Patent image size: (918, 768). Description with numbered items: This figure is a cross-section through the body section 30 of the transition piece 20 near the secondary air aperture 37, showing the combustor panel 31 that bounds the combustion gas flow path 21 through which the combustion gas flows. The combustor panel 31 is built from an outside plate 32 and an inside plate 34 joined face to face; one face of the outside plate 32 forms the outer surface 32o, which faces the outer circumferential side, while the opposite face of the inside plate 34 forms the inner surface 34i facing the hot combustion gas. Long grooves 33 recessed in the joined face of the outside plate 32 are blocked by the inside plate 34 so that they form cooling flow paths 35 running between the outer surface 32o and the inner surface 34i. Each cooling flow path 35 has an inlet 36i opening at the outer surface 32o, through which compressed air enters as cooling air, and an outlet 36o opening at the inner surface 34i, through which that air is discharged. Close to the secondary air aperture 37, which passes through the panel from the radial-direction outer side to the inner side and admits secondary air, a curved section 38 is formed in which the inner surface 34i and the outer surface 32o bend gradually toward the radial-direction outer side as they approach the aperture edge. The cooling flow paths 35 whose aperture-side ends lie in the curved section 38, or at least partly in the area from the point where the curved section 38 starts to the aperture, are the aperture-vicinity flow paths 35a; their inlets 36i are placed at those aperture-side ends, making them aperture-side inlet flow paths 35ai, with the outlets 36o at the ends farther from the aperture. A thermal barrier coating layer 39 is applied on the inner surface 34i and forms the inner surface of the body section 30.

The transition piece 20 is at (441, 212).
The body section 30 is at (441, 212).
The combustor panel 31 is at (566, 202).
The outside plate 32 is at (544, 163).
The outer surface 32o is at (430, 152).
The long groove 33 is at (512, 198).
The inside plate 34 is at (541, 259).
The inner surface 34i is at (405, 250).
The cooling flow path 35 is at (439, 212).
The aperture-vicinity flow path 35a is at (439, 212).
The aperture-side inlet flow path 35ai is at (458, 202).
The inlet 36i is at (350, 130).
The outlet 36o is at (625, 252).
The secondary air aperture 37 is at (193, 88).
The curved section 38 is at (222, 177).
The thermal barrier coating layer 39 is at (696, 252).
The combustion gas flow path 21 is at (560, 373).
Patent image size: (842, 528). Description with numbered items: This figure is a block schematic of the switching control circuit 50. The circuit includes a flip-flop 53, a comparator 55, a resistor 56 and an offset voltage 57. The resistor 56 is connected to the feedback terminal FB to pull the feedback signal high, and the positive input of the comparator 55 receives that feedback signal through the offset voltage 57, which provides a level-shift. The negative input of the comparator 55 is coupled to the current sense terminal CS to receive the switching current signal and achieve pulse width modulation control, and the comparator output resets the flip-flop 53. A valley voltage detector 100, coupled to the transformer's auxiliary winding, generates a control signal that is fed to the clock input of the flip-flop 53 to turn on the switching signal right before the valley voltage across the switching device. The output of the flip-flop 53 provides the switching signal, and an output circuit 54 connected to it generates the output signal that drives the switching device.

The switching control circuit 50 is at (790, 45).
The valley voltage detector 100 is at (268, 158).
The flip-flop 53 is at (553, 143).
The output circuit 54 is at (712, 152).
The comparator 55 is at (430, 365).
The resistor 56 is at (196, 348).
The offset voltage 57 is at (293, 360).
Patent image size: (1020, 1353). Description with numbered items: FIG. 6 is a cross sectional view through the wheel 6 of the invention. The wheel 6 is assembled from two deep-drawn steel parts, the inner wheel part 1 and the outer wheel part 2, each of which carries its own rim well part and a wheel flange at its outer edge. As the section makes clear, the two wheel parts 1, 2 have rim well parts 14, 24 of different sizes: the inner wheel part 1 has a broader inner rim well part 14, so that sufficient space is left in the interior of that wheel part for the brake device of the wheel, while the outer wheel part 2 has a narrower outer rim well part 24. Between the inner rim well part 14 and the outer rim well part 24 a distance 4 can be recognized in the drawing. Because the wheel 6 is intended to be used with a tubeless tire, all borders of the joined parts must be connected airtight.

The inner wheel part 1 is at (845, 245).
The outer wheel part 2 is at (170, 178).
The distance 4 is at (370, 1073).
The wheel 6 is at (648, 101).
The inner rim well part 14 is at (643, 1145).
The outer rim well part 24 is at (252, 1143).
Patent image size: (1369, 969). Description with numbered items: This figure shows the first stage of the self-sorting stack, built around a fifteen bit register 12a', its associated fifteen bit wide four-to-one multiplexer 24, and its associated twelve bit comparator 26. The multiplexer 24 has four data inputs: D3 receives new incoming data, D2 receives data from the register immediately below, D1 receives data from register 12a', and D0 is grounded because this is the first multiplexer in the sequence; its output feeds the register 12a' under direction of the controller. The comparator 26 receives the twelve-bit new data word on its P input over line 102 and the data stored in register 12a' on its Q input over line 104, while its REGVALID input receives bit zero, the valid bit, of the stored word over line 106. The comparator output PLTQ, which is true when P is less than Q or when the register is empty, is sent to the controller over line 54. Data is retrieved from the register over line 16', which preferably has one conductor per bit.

### AIM OF THE EXERCISE:
Rewrite the data above so that every "Description with numbered items" becomes "Numbered description", with nothing else changed.

### EXERCISE SOLUTION:
Patent image size: (918, 768). Numbered description: This figure is a cross-section through the body section 30 of the transition piece 20 near the secondary air aperture 37, showing the combustor panel 31 that bounds the combustion gas flow path 21 through which the combustion gas flows. The combustor panel 31 is built from an outside plate 32 and an inside plate 34 joined face to face; one face of the outside plate 32 forms the outer surface 32o, which faces the outer circumferential side, while the opposite face of the inside plate 34 forms the inner surface 34i facing the hot combustion gas. Long grooves 33 recessed in the joined face of the outside plate 32 are blocked by the inside plate 34 so that they form cooling flow paths 35 running between the outer surface 32o and the inner surface 34i. Each cooling flow path 35 has an inlet 36i opening at the outer surface 32o, through which compressed air enters as cooling air, and an outlet 36o opening at the inner surface 34i, through which that air is discharged. Close to the secondary air aperture 37, which passes through the panel from the radial-direction outer side to the inner side and admits secondary air, a curved section 38 is formed in which the inner surface 34i and the outer surface 32o bend gradually toward the radial-direction outer side as they approach the aperture edge. The cooling flow paths 35 whose aperture-side ends lie in the curved section 38, or at least partly in the area from the point where the curved section 38 starts to the aperture, are the aperture-vicinity flow paths 35a; their inlets 36i are placed at those aperture-side ends, making them aperture-side inlet flow paths 35ai, with the outlets 36o at the ends farther from the aperture. A thermal barrier coating layer 39 is applied on the inner surface 34i and forms the inner surface of the body section 30.

The transition piece 20 is at (441, 212).
The body section 30 is at (441, 212).
The combustor panel 31 is at (566, 202).
The outside plate 32 is at (544, 163).
The outer surface 32o is at (430, 152).
The long groove 33 is at (512, 198).
The inside plate 34 is at (541, 259).
The inner surface 34i is at (405, 250).
The cooling flow path 35 is at (439, 212).
The aperture-vicinity flow path 35a is at (439, 212).
The aperture-side inlet flow path 35ai is at (458, 202).
The inlet 36i is at (350, 130).
The outlet 36o is at (625, 252).
The secondary air aperture 37 is at (193, 88).
The curved section 38 is at (222, 177).
The thermal barrier coating layer 39 is at (696, 252).
The combustion gas flow path 21 is at (560, 373).
Patent image size: (842, 528). Numbered description: This figure is a block schematic of the switching control circuit 50. The circuit includes a flip-flop 53, a comparator 55, a resistor 56 and an offset voltage 57. The resistor 56 is connected to the feedback terminal FB to pull the feedback signal high, and the positive input of the comparator 55 receives that feedback signal through the offset voltage 57, which provides a level-shift. The negative input of the comparator 55 is coupled to the current sense terminal CS to receive the switching current signal and achieve pulse width modulation control, and the comparator output resets the flip-flop 53. A valley voltage detector 100, coupled to the transformer's auxiliary winding, generates a control signal that is fed to the clock input of the flip-flop 53 to turn on the switching signal right before the valley voltage across the switching device. The output of the flip-flop 53 provides the switching signal, and an output circuit 54 connected to it generates the output signal that drives the switching device.

The switching control circuit 50 is at (790, 45).
The valley voltage detector 100 is at (268, 158).
The flip-flop 53 is at (553, 143).
The output circuit 54 is at (712, 152).
The comparator 55 is at (430, 365).
The resistor 56 is at (196, 348).
The offset voltage 57 is at (293, 360).
Patent image size: (1020, 1353). Numbered description: FIG. 6 is a cross sectional view through the wheel 6 of the invention. The wheel 6 is assembled from two deep-drawn steel parts, the inner wheel part 1 and the outer wheel part 2, each of which carries its own rim well part and a wheel flange at its outer edge. As the section makes clear, the two wheel parts 1, 2 have rim well parts 14, 24 of different sizes: the inner wheel part 1 has a broader inner rim well part 14, so that sufficient space is left in the interior of that wheel part for the brake device of the wheel, while the outer wheel part 2 has a narrower outer rim well part 24. Between the inner rim well part 14 and the outer rim well part 24 a distance 4 can be recognized in the drawing. Because the wheel 6 is intended to be used with a tubeless tire, all borders of the joined parts must be connected airtight.

The inner wheel part 1 is at (845, 245).
The outer wheel part 2 is at (170, 178).
The distance 4 is at (370, 1073).
The wheel 6 is at (648, 101).
The inner rim well part 14 is at (643, 1145).
The outer rim well part 24 is at (252, 1143).
Patent image size: (1369, 969). Numbered description: This figure shows the first stage of the self-sorting stack, built around a fifteen bit register 12a', its associated fifteen bit wide four-to-one multiplexer 24, and its associated twelve bit comparator 26. The multiplexer 24 has four data inputs: D3 receives new incoming data, D2 receives data from the register immediately below, D1 receives data from register 12a', and D0 is grounded because this is the first multiplexer in the sequence; its output feeds the register 12a' under direction of the controller. The comparator 26 receives the twelve-bit new data word on its P input over line 102 and the data stored in register 12a' on its Q input over line 104, while its REGVALID input receives bit zero, the valid bit, of the stored word over line 106. The comparator output PLTQ, which is true when P is less than Q or when the register is empty, is sent to the controller over line 54. Data is retrieved from the register over line 16', which preferably has one conductor per bit.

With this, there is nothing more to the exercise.